PASSAGE PROVIDED:

Authors: Han Bao, Yue Huang, Yanbo Wang, Jiayi Ye, Xiangqi Wang, Xiuyin Chen, Mohamed Elhoseiny, Xiangliang Zhang
Abstract: Large Vision-Language Models (LVLMs) have become essential for advancing the
integration of visual and linguistic information, facilitating a wide range of
complex applications and tasks. However, the evaluation of LVLMs presents
significant challenges as the evaluation benchmark always demands lots of human
cost for its construction, and remains static, lacking flexibility once
constructed. Even though automatic evaluation has been explored in textual
modality, the visual modality remains under-explored. As a result, in this
work, we address a question: “Can LVLMs serve as a path to automatic
benchmarking?”. We introduce AutoBench-V, an automated framework for serving
evaluation on demand, i.e., benchmarking LVLMs based on specific aspects of
model capability. Upon receiving an evaluation capability, AutoBench-V
leverages text-to-image models to generate relevant image samples and then
utilizes LVLMs to orchestrate visual question-answering (VQA) tasks, completing
the evaluation process efficiently and flexibly. Through an extensive
evaluation of seven popular LVLMs across five demanded user inputs (i.e.,
evaluation capabilities), the framework shows effectiveness and reliability. We
observe the following: (1) Our constructed benchmark accurately reflects
varying task difficulties; (2) As task difficulty rises, the performance gap
between models widens; (3) While models exhibit strong performance in abstract
level understanding, they underperform in details reasoning tasks; and (4)
Constructing a dataset with varying levels of difficulties is critical for a
comprehensive and exhaustive evaluation. Overall, AutoBench-V not only
successfully utilizes LVLMs for automated benchmarking but also reveals that
LVLMs as judges have significant potential in various domains.
Source: http://arxiv.org/abs/2410.21259v1

STATED EXERCISE: Copy the part of the abstract that opens with "Constructing a dataset" and closes with "in various domains.", and substitute "evaluators" for "judges".

SUPPLIED RECORDS:
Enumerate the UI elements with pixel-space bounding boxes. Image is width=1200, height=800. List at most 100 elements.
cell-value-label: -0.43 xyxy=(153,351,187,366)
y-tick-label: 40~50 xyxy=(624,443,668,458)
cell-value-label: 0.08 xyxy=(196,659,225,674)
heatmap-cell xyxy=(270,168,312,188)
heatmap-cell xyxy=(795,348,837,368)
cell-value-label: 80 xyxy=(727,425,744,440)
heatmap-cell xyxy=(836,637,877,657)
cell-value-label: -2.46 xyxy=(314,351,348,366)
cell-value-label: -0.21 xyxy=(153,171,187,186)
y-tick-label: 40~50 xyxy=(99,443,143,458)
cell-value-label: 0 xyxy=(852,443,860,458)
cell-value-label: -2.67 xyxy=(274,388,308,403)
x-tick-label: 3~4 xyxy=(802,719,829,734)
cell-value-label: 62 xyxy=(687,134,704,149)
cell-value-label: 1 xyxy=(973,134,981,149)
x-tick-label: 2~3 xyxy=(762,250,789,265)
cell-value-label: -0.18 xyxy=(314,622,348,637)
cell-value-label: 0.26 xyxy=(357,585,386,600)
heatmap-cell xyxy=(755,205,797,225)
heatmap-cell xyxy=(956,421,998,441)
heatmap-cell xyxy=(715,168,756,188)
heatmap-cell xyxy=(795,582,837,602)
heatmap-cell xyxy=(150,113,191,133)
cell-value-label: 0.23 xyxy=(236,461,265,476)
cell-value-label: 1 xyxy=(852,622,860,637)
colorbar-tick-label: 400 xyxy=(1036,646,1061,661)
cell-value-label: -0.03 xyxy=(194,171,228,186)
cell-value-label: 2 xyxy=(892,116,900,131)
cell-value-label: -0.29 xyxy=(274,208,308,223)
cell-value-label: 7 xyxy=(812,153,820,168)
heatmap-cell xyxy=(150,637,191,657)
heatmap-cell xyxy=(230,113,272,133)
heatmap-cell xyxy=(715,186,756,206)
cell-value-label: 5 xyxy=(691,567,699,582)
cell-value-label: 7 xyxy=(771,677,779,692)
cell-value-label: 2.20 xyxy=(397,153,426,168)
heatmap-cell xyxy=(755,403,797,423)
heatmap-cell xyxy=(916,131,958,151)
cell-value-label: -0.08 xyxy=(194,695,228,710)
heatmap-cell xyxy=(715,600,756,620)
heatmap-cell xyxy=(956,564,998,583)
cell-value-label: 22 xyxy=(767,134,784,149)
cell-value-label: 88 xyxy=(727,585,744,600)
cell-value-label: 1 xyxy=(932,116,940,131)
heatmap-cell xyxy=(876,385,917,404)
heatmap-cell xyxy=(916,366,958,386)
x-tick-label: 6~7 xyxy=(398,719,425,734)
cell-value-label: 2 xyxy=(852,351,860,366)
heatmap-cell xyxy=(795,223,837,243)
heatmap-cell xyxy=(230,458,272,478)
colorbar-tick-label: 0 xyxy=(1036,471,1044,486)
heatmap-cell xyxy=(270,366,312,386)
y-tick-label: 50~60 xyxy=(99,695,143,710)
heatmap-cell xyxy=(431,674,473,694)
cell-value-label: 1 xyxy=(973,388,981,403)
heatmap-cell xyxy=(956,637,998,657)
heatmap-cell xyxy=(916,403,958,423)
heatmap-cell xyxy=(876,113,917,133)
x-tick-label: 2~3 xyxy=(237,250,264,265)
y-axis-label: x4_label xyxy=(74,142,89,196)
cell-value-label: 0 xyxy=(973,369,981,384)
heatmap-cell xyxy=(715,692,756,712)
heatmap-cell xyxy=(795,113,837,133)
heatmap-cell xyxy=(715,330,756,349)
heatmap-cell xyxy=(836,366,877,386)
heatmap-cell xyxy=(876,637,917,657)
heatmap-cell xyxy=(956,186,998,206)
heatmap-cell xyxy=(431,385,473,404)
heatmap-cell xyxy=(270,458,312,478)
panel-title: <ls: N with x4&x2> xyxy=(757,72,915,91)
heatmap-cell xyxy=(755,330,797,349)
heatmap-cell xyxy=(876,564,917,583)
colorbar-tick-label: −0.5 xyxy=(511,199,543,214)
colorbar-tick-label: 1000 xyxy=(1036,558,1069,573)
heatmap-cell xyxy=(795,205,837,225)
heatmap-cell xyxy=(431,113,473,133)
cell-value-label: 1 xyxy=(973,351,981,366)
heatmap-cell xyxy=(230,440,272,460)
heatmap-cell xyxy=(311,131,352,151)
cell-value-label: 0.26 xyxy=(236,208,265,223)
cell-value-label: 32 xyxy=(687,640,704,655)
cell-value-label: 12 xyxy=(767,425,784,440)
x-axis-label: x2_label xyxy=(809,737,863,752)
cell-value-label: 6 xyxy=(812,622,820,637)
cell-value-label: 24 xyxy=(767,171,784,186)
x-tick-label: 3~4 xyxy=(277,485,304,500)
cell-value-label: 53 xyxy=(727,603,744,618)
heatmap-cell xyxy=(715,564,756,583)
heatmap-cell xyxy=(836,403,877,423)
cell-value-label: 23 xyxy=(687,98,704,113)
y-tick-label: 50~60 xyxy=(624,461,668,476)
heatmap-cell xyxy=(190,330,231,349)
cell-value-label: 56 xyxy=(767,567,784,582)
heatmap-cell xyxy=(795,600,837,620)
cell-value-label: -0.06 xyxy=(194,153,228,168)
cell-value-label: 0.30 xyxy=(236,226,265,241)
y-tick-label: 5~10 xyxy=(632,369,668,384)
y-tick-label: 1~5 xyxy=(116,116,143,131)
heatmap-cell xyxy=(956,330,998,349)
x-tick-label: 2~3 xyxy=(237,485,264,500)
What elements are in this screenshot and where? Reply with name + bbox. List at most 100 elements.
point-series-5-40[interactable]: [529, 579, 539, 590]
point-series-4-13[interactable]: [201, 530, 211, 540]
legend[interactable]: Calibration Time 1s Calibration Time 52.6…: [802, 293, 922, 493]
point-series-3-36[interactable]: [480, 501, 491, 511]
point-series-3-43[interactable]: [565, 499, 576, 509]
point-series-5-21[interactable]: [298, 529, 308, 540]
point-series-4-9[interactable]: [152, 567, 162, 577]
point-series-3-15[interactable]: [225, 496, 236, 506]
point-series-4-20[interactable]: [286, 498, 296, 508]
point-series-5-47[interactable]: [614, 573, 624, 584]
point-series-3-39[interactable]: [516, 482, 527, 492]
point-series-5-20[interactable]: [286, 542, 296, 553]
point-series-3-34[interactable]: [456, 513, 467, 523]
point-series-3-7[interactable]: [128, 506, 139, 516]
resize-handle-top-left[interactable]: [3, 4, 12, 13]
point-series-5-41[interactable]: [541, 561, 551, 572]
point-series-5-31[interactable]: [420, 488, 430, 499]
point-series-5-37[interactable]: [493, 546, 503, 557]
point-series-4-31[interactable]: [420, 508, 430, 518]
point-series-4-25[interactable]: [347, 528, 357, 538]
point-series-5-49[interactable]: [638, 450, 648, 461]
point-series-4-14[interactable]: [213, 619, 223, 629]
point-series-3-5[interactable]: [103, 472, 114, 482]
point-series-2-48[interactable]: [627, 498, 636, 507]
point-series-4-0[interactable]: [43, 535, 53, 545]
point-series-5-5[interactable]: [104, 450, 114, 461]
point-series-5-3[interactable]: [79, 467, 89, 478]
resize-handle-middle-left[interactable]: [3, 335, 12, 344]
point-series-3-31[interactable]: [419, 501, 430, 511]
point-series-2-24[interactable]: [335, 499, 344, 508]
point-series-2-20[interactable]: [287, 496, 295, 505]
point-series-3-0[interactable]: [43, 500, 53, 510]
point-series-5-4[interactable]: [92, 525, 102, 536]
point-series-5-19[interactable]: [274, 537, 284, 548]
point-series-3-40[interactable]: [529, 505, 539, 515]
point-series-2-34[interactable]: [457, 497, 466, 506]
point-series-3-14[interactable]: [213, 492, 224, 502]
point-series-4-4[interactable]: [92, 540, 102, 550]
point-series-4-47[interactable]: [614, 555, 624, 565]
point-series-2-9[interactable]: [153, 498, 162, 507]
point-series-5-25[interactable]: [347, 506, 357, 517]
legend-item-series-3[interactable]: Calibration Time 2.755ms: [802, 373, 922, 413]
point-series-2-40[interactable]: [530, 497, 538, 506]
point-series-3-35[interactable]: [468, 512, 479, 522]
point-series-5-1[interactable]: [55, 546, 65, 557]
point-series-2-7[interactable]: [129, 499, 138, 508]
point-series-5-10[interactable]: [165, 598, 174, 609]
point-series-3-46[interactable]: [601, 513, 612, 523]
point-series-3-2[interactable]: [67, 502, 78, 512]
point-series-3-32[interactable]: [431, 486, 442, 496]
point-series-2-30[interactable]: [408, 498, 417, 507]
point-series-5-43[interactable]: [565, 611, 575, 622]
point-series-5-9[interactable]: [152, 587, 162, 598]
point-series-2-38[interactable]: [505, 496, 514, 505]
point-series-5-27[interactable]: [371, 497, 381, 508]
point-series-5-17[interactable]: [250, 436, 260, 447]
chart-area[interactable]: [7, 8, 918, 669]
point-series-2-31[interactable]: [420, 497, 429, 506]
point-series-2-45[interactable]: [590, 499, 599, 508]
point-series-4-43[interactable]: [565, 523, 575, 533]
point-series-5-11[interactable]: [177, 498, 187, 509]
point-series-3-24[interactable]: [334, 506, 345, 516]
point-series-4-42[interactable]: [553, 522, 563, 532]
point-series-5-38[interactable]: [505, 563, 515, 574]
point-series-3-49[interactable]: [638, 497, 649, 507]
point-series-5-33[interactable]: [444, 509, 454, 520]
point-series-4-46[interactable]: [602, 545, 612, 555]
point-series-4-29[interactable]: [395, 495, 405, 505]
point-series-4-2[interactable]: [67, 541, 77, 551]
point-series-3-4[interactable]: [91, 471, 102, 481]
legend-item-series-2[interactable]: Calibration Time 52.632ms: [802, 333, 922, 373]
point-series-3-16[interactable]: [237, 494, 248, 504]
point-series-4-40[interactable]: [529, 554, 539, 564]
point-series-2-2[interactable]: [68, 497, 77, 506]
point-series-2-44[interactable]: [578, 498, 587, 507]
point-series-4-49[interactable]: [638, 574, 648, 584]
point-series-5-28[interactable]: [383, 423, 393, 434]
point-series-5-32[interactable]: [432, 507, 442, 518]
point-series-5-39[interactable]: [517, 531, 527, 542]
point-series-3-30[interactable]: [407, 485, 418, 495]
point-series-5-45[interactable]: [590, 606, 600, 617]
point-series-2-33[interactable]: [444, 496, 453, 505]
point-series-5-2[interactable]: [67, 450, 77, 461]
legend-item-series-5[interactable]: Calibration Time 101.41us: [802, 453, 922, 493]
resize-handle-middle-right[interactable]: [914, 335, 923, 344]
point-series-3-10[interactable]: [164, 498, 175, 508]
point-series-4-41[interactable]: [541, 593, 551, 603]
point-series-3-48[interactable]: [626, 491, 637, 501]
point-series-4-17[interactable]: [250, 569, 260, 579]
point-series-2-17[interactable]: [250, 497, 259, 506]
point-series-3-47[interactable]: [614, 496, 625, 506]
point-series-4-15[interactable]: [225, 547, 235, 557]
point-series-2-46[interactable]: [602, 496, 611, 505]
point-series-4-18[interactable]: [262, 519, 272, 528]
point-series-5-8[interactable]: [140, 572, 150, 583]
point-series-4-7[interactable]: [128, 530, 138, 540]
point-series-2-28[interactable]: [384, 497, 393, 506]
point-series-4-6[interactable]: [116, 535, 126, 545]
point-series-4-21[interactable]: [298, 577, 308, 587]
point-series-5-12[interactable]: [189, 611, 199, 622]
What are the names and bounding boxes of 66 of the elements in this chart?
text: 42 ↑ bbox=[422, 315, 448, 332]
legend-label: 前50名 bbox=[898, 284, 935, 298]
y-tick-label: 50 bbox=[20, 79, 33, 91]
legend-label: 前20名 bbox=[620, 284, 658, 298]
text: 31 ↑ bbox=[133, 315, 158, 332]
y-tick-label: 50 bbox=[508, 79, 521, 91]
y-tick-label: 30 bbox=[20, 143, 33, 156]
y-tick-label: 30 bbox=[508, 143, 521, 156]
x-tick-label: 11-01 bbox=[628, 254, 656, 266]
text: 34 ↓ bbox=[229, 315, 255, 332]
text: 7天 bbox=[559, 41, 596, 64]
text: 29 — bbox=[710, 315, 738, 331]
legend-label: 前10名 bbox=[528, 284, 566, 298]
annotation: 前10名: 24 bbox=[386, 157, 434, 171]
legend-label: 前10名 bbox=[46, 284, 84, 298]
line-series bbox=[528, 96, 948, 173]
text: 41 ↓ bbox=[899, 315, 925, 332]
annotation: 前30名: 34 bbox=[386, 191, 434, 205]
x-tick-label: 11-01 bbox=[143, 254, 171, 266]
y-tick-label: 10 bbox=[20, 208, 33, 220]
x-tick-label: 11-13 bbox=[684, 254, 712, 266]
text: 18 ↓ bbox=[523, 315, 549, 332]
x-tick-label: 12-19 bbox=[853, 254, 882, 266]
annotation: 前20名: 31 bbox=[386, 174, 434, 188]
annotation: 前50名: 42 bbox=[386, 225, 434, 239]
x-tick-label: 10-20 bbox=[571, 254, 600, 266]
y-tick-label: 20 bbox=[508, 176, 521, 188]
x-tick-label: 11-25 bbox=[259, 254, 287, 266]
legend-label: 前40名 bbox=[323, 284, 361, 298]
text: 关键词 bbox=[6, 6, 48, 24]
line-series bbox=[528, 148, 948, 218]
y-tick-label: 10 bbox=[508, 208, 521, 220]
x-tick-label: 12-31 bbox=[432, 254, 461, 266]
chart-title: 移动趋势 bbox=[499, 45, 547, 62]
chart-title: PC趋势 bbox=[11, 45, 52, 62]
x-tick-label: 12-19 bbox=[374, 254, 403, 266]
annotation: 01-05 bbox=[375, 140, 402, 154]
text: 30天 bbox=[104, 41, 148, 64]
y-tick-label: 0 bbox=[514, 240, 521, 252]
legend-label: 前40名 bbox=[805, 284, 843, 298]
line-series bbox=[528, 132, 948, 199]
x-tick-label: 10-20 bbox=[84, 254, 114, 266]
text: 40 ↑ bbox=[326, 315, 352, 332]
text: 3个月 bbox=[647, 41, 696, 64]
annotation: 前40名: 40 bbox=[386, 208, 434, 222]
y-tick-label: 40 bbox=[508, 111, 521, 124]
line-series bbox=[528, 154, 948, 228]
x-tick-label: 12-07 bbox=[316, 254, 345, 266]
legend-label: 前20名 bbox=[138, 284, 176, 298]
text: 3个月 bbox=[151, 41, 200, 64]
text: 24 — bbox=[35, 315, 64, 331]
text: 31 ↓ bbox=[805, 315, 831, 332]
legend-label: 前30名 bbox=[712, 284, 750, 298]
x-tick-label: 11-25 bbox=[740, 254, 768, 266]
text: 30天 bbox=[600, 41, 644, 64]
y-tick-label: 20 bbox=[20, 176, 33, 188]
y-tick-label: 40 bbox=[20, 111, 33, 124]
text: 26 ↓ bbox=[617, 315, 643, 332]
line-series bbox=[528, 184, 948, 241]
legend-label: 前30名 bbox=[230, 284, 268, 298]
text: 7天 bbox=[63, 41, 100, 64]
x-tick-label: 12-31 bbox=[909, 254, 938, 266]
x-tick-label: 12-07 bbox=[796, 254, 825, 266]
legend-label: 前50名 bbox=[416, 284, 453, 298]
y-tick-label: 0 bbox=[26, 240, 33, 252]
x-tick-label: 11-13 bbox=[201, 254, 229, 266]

SOLUTION FOR THIS EXERCISE:
Constructing a dataset with varying levels of difficulties is critical for a
comprehensive and exhaustive evaluation. Overall, AutoBench-V not only
successfully utilizes LVLMs for automated benchmarking but also reveals that
LVLMs as evaluators have significant potential in various domains.